Data items:
[Start]

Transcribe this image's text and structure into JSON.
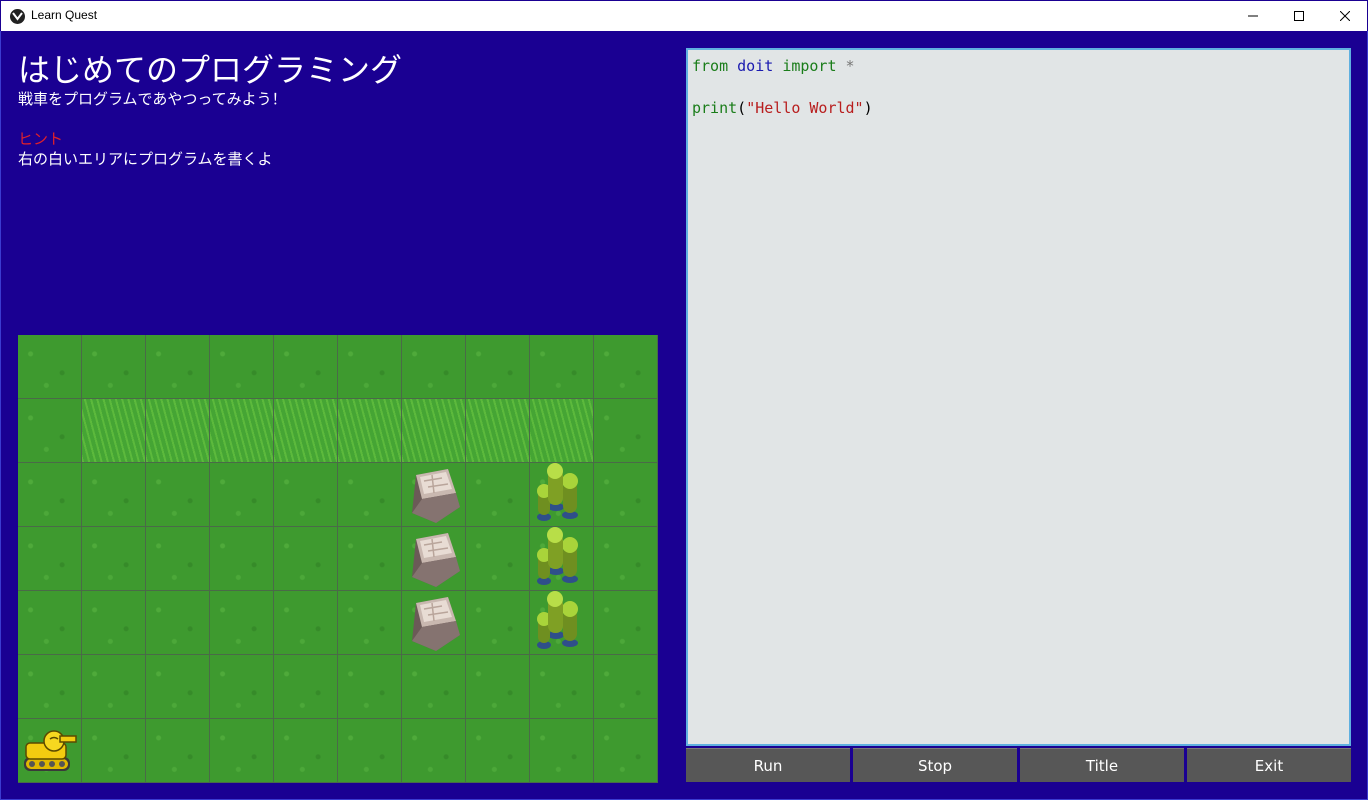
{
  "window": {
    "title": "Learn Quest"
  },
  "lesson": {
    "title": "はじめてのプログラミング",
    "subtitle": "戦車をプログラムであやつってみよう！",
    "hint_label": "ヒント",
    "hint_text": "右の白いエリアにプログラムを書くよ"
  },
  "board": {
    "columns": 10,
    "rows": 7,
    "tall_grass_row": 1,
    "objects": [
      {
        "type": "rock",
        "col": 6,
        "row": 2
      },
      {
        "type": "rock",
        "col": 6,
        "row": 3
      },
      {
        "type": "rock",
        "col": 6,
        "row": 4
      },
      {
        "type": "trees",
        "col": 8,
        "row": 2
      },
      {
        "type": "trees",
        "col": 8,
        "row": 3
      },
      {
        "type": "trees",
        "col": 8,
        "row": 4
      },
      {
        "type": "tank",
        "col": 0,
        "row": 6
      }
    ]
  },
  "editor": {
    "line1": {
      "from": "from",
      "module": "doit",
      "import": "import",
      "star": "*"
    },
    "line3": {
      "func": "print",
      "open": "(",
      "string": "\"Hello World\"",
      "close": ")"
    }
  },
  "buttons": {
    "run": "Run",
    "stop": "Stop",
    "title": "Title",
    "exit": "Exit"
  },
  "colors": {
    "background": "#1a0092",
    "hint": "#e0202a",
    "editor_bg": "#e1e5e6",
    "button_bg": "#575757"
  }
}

[End]

Every entry above is to be set down exactly; the pictures are to be left out.

SOLVED EXERCISE
Transcribe this image's text and structure into JSON.
{
  "window": {
    "title": "Learn Quest"
  },
  "lesson": {
    "title": "はじめてのプログラミング",
    "subtitle": "戦車をプログラムであやつってみよう！",
    "hint_label": "ヒント",
    "hint_text": "右の白いエリアにプログラムを書くよ"
  },
  "board": {
    "columns": 10,
    "rows": 7,
    "tall_grass_row": 1,
    "objects": [
      {
        "type": "rock",
        "col": 6,
        "row": 2
      },
      {
        "type": "rock",
        "col": 6,
        "row": 3
      },
      {
        "type": "rock",
        "col": 6,
        "row": 4
      },
      {
        "type": "trees",
        "col": 8,
        "row": 2
      },
      {
        "type": "trees",
        "col": 8,
        "row": 3
      },
      {
        "type": "trees",
        "col": 8,
        "row": 4
      },
      {
        "type": "tank",
        "col": 0,
        "row": 6
      }
    ]
  },
  "editor": {
    "line1": {
      "from": "from",
      "module": "doit",
      "import": "import",
      "star": "*"
    },
    "line3": {
      "func": "print",
      "open": "(",
      "string": "\"Hello World\"",
      "close": ")"
    }
  },
  "buttons": {
    "run": "Run",
    "stop": "Stop",
    "title": "Title",
    "exit": "Exit"
  },
  "colors": {
    "background": "#1a0092",
    "hint": "#e0202a",
    "editor_bg": "#e1e5e6",
    "button_bg": "#575757"
  }
}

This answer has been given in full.